# Task material
** BEGIN **

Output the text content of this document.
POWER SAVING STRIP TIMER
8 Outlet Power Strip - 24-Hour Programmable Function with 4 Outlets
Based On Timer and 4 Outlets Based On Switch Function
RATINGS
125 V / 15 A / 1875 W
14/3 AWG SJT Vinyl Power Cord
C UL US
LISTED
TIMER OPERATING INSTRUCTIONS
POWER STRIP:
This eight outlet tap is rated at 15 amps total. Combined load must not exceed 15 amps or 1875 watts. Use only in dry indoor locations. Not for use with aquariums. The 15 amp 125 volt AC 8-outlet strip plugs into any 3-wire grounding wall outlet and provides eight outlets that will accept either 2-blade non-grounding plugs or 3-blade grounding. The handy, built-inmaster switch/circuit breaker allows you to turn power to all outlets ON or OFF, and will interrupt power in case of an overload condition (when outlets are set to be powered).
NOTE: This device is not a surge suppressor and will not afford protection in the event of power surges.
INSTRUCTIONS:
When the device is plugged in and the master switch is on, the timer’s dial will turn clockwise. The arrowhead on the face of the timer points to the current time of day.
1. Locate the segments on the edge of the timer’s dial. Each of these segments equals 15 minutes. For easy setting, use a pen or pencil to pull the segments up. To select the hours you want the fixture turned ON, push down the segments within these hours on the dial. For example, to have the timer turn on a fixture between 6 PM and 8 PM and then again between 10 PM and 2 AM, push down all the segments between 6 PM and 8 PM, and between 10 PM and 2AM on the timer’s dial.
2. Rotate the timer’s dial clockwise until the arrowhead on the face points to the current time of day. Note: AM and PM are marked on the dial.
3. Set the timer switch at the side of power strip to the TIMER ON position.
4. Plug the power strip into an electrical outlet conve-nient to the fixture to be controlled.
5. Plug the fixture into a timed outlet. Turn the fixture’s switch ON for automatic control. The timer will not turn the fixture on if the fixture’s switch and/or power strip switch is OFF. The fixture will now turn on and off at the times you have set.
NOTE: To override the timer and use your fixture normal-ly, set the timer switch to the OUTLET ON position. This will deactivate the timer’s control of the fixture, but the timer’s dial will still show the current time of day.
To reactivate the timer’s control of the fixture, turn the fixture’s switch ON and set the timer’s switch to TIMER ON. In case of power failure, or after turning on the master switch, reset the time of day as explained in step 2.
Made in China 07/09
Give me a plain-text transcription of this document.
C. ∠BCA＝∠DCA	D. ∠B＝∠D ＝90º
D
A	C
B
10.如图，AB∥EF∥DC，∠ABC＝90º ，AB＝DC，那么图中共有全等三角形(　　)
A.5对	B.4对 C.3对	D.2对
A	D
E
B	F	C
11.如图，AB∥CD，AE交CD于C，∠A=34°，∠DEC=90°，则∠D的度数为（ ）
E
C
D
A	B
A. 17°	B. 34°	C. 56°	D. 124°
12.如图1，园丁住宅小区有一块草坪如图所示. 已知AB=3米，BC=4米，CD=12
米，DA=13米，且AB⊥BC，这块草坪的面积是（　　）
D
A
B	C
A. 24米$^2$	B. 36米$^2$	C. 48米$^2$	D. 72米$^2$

** END **

# Task to complete
From the data above, extract every line in its exact form.

# Task answer
Output the text content of this document.
POWER SAVING STRIP TIMER
8 Outlet Power Strip - 24-Hour Programmable Function with 4 Outlets
Based On Timer and 4 Outlets Based On Switch Function
RATINGS
125 V / 15 A / 1875 W
14/3 AWG SJT Vinyl Power Cord
C UL US
LISTED
TIMER OPERATING INSTRUCTIONS
POWER STRIP:
This eight outlet tap is rated at 15 amps total. Combined load must not exceed 15 amps or 1875 watts. Use only in dry indoor locations. Not for use with aquariums. The 15 amp 125 volt AC 8-outlet strip plugs into any 3-wire grounding wall outlet and provides eight outlets that will accept either 2-blade non-grounding plugs or 3-blade grounding. The handy, built-inmaster switch/circuit breaker allows you to turn power to all outlets ON or OFF, and will interrupt power in case of an overload condition (when outlets are set to be powered).
NOTE: This device is not a surge suppressor and will not afford protection in the event of power surges.
INSTRUCTIONS:
When the device is plugged in and the master switch is on, the timer’s dial will turn clockwise. The arrowhead on the face of the timer points to the current time of day.
1. Locate the segments on the edge of the timer’s dial. Each of these segments equals 15 minutes. For easy setting, use a pen or pencil to pull the segments up. To select the hours you want the fixture turned ON, push down the segments within these hours on the dial. For example, to have the timer turn on a fixture between 6 PM and 8 PM and then again between 10 PM and 2 AM, push down all the segments between 6 PM and 8 PM, and between 10 PM and 2AM on the timer’s dial.
2. Rotate the timer’s dial clockwise until the arrowhead on the face points to the current time of day. Note: AM and PM are marked on the dial.
3. Set the timer switch at the side of power strip to the TIMER ON position.
4. Plug the power strip into an electrical outlet conve-nient to the fixture to be controlled.
5. Plug the fixture into a timed outlet. Turn the fixture’s switch ON for automatic control. The timer will not turn the fixture on if the fixture’s switch and/or power strip switch is OFF. The fixture will now turn on and off at the times you have set.
NOTE: To override the timer and use your fixture normal-ly, set the timer switch to the OUTLET ON position. This will deactivate the timer’s control of the fixture, but the timer’s dial will still show the current time of day.
To reactivate the timer’s control of the fixture, turn the fixture’s switch ON and set the timer’s switch to TIMER ON. In case of power failure, or after turning on the master switch, reset the time of day as explained in step 2.
Made in China 07/09
Give me a plain-text transcription of this document.
C. ∠BCA＝∠DCA	D. ∠B＝∠D ＝90º
D
A	C
B
10.如图，AB∥EF∥DC，∠ABC＝90º ，AB＝DC，那么图中共有全等三角形(　　)
A.5对	B.4对 C.3对	D.2对
A	D
E
B	F	C
11.如图，AB∥CD，AE交CD于C，∠A=34°，∠DEC=90°，则∠D的度数为（ ）
E
C
D
A	B
A. 17°	B. 34°	C. 56°	D. 124°
12.如图1，园丁住宅小区有一块草坪如图所示. 已知AB=3米，BC=4米，CD=12
米，DA=13米，且AB⊥BC，这块草坪的面积是（　　）
D
A
B	C
A. 24米$^2$	B. 36米$^2$	C. 48米$^2$	D. 72米$^2$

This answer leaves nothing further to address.